Task requirements
Extract from the listing each line in which the word "Luftdruck" appears.

Records to use
════
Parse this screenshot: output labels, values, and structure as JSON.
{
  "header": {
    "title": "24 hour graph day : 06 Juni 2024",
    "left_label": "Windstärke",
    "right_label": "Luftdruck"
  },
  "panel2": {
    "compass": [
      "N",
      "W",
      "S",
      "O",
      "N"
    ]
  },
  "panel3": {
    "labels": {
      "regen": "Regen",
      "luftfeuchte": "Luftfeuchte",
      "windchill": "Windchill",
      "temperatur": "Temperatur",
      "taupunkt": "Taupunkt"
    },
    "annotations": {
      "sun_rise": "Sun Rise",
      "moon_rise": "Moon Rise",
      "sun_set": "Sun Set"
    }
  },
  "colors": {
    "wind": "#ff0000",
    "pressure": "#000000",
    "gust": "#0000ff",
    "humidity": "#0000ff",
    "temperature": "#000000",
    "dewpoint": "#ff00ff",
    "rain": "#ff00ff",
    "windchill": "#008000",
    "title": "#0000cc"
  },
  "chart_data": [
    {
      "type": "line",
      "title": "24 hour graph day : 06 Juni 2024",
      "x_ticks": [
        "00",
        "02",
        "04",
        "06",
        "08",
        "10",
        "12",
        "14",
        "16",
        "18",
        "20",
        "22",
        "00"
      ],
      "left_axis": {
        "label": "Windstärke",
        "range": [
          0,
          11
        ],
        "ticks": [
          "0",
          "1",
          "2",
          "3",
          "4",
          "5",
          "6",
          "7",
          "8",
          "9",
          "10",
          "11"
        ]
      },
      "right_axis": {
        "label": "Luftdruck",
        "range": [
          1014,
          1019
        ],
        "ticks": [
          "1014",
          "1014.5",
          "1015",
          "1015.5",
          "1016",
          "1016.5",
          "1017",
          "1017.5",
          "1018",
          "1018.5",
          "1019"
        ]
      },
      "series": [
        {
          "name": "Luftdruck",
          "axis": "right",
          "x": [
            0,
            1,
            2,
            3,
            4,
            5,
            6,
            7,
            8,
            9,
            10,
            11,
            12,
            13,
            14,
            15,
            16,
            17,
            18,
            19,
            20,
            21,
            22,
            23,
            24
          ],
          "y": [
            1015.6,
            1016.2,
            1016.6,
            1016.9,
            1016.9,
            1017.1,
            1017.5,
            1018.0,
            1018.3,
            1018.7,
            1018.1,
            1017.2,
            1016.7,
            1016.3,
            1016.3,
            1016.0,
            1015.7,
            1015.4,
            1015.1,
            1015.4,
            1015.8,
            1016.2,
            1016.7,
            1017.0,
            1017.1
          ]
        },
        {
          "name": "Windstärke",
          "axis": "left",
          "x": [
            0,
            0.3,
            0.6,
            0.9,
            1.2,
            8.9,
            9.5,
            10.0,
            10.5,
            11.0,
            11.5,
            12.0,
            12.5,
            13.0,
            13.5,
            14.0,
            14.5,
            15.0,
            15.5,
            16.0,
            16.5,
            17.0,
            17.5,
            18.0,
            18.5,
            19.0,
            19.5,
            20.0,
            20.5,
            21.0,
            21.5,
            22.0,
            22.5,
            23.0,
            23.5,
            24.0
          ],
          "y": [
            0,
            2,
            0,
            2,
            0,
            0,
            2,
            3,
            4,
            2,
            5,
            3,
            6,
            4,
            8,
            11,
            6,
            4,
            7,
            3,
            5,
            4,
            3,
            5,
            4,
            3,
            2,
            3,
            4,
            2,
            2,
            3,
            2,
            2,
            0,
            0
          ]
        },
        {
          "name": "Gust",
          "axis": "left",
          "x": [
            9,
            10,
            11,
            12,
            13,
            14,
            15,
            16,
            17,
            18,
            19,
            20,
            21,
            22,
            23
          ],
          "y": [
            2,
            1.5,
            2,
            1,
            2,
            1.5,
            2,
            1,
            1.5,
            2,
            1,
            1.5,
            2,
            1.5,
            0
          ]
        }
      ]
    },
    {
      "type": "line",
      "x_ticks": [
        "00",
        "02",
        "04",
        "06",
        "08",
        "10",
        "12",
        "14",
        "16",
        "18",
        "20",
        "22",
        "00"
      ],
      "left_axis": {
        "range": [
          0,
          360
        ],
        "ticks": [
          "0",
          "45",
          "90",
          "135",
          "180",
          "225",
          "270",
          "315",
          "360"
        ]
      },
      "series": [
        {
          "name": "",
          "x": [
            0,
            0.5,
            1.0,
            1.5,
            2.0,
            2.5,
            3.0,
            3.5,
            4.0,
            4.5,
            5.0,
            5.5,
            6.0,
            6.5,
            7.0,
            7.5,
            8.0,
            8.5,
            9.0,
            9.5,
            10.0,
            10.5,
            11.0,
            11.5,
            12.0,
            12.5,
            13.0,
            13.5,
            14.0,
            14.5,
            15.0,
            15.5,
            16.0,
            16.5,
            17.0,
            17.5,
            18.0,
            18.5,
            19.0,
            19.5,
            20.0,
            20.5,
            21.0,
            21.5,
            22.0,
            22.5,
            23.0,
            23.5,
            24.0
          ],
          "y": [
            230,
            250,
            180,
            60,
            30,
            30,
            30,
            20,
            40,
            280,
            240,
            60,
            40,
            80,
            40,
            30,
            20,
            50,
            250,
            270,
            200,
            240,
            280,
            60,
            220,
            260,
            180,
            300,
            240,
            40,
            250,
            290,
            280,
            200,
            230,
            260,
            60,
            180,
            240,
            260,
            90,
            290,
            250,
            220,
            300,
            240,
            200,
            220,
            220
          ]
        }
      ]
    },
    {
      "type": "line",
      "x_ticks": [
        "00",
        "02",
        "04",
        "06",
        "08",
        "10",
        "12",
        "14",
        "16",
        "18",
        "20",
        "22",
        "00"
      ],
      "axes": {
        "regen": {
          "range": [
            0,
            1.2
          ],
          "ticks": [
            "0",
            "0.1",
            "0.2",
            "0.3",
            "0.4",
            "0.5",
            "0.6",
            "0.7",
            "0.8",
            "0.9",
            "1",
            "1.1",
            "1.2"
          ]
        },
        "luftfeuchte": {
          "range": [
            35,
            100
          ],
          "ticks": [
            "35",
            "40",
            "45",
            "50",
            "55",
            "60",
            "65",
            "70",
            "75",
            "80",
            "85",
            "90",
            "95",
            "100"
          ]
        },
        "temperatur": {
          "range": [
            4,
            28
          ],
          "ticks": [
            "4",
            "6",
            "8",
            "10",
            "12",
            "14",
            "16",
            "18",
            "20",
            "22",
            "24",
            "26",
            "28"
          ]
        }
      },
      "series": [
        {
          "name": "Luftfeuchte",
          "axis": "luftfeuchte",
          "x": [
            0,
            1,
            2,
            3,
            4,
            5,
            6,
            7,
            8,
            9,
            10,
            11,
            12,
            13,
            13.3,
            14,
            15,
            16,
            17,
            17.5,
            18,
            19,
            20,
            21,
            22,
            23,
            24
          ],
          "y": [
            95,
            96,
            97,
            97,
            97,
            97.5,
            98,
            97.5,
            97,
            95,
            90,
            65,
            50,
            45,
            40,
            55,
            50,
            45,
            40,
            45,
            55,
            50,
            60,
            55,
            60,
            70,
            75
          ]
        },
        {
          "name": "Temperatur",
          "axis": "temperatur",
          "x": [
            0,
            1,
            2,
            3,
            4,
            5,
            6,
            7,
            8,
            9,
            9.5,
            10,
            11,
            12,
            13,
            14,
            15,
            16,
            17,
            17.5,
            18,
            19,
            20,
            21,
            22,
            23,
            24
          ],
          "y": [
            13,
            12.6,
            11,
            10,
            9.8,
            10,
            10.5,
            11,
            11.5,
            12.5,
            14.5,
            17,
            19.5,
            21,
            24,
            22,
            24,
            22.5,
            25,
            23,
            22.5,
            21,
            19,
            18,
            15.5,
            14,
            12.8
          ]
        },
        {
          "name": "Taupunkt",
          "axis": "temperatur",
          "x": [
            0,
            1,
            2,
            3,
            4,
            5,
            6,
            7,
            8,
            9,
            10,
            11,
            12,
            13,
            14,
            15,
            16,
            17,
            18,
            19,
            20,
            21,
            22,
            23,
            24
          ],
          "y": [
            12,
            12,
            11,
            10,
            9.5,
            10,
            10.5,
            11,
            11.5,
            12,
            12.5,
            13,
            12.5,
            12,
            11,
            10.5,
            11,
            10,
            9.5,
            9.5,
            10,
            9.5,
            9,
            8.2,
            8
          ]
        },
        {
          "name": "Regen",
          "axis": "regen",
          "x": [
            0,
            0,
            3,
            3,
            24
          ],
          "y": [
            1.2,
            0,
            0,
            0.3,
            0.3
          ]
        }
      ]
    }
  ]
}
════
Written response
    "right_label": "Luftdruck"
        "label": "Luftdruck",
          "name": "Luftdruck",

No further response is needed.